What is needed: What follows is a set of records, each of which is to be written out exactly.

* Start Working data *

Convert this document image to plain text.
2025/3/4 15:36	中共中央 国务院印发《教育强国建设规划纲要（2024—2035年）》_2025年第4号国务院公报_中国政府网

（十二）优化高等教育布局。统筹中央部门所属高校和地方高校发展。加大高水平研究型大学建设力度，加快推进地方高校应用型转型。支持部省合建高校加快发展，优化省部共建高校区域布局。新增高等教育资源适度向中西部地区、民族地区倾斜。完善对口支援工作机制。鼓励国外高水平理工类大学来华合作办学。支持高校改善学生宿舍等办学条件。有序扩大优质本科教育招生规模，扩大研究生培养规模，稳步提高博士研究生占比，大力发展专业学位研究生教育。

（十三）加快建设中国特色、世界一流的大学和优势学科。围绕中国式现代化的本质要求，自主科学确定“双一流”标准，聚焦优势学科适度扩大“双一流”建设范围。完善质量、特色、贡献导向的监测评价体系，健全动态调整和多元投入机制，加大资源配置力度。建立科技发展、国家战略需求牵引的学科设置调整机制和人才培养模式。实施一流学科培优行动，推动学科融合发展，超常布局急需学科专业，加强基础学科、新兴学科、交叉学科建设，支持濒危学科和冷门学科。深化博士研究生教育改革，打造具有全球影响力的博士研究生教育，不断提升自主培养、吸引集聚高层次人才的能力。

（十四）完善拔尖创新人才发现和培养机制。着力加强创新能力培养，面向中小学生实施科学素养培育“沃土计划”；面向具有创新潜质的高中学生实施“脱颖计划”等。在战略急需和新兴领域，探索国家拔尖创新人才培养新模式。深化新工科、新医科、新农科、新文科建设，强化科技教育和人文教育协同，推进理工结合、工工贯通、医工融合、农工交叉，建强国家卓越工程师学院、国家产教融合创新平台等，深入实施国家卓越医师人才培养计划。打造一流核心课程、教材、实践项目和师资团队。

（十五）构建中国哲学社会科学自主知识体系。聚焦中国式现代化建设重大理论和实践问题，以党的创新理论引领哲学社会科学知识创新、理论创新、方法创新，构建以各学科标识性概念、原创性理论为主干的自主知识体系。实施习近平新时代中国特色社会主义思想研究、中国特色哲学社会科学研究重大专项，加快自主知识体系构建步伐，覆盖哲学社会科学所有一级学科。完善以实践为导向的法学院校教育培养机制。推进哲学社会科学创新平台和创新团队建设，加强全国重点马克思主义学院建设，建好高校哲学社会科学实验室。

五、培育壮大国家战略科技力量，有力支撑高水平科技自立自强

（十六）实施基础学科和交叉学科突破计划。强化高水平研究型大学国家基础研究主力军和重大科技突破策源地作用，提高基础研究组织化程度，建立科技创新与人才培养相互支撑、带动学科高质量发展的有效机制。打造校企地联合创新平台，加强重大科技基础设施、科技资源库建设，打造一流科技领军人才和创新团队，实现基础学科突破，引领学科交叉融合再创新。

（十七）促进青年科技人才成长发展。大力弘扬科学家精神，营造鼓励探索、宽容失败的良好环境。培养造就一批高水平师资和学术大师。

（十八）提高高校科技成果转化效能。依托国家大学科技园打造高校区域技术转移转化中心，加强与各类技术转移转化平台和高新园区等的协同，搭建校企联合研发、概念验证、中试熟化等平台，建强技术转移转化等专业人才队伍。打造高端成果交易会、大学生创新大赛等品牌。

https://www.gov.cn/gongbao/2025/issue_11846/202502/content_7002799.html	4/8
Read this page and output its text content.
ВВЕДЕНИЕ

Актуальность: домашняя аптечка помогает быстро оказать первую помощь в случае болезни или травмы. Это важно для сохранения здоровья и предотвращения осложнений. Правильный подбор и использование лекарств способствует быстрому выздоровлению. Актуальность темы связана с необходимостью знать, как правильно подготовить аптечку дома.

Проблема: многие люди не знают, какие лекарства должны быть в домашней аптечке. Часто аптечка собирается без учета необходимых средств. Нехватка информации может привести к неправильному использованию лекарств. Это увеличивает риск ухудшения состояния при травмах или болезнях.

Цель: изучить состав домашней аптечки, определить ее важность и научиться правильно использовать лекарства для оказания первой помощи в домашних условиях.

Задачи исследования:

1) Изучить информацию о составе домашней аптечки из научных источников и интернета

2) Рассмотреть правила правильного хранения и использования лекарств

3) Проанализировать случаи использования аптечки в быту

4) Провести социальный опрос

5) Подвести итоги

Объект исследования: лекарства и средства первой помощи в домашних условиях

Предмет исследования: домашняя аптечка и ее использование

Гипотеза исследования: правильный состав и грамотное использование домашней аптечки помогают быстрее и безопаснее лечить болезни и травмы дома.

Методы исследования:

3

* End Working data *

Complete output:
Convert this document image to plain text.
2025/3/4 15:36	中共中央 国务院印发《教育强国建设规划纲要（2024—2035年）》_2025年第4号国务院公报_中国政府网

（十二）优化高等教育布局。统筹中央部门所属高校和地方高校发展。加大高水平研究型大学建设力度，加快推进地方高校应用型转型。支持部省合建高校加快发展，优化省部共建高校区域布局。新增高等教育资源适度向中西部地区、民族地区倾斜。完善对口支援工作机制。鼓励国外高水平理工类大学来华合作办学。支持高校改善学生宿舍等办学条件。有序扩大优质本科教育招生规模，扩大研究生培养规模，稳步提高博士研究生占比，大力发展专业学位研究生教育。

（十三）加快建设中国特色、世界一流的大学和优势学科。围绕中国式现代化的本质要求，自主科学确定“双一流”标准，聚焦优势学科适度扩大“双一流”建设范围。完善质量、特色、贡献导向的监测评价体系，健全动态调整和多元投入机制，加大资源配置力度。建立科技发展、国家战略需求牵引的学科设置调整机制和人才培养模式。实施一流学科培优行动，推动学科融合发展，超常布局急需学科专业，加强基础学科、新兴学科、交叉学科建设，支持濒危学科和冷门学科。深化博士研究生教育改革，打造具有全球影响力的博士研究生教育，不断提升自主培养、吸引集聚高层次人才的能力。

（十四）完善拔尖创新人才发现和培养机制。着力加强创新能力培养，面向中小学生实施科学素养培育“沃土计划”；面向具有创新潜质的高中学生实施“脱颖计划”等。在战略急需和新兴领域，探索国家拔尖创新人才培养新模式。深化新工科、新医科、新农科、新文科建设，强化科技教育和人文教育协同，推进理工结合、工工贯通、医工融合、农工交叉，建强国家卓越工程师学院、国家产教融合创新平台等，深入实施国家卓越医师人才培养计划。打造一流核心课程、教材、实践项目和师资团队。

（十五）构建中国哲学社会科学自主知识体系。聚焦中国式现代化建设重大理论和实践问题，以党的创新理论引领哲学社会科学知识创新、理论创新、方法创新，构建以各学科标识性概念、原创性理论为主干的自主知识体系。实施习近平新时代中国特色社会主义思想研究、中国特色哲学社会科学研究重大专项，加快自主知识体系构建步伐，覆盖哲学社会科学所有一级学科。完善以实践为导向的法学院校教育培养机制。推进哲学社会科学创新平台和创新团队建设，加强全国重点马克思主义学院建设，建好高校哲学社会科学实验室。

五、培育壮大国家战略科技力量，有力支撑高水平科技自立自强

（十六）实施基础学科和交叉学科突破计划。强化高水平研究型大学国家基础研究主力军和重大科技突破策源地作用，提高基础研究组织化程度，建立科技创新与人才培养相互支撑、带动学科高质量发展的有效机制。打造校企地联合创新平台，加强重大科技基础设施、科技资源库建设，打造一流科技领军人才和创新团队，实现基础学科突破，引领学科交叉融合再创新。

（十七）促进青年科技人才成长发展。大力弘扬科学家精神，营造鼓励探索、宽容失败的良好环境。培养造就一批高水平师资和学术大师。

（十八）提高高校科技成果转化效能。依托国家大学科技园打造高校区域技术转移转化中心，加强与各类技术转移转化平台和高新园区等的协同，搭建校企联合研发、概念验证、中试熟化等平台，建强技术转移转化等专业人才队伍。打造高端成果交易会、大学生创新大赛等品牌。

https://www.gov.cn/gongbao/2025/issue_11846/202502/content_7002799.html	4/8
Read this page and output its text content.
ВВЕДЕНИЕ

Актуальность: домашняя аптечка помогает быстро оказать первую помощь в случае болезни или травмы. Это важно для сохранения здоровья и предотвращения осложнений. Правильный подбор и использование лекарств способствует быстрому выздоровлению. Актуальность темы связана с необходимостью знать, как правильно подготовить аптечку дома.

Проблема: многие люди не знают, какие лекарства должны быть в домашней аптечке. Часто аптечка собирается без учета необходимых средств. Нехватка информации может привести к неправильному использованию лекарств. Это увеличивает риск ухудшения состояния при травмах или болезнях.

Цель: изучить состав домашней аптечки, определить ее важность и научиться правильно использовать лекарства для оказания первой помощи в домашних условиях.

Задачи исследования:

1) Изучить информацию о составе домашней аптечки из научных источников и интернета

2) Рассмотреть правила правильного хранения и использования лекарств

3) Проанализировать случаи использования аптечки в быту

4) Провести социальный опрос

5) Подвести итоги

Объект исследования: лекарства и средства первой помощи в домашних условиях

Предмет исследования: домашняя аптечка и ее использование

Гипотеза исследования: правильный состав и грамотное использование домашней аптечки помогают быстрее и безопаснее лечить болезни и травмы дома.

Методы исследования:

3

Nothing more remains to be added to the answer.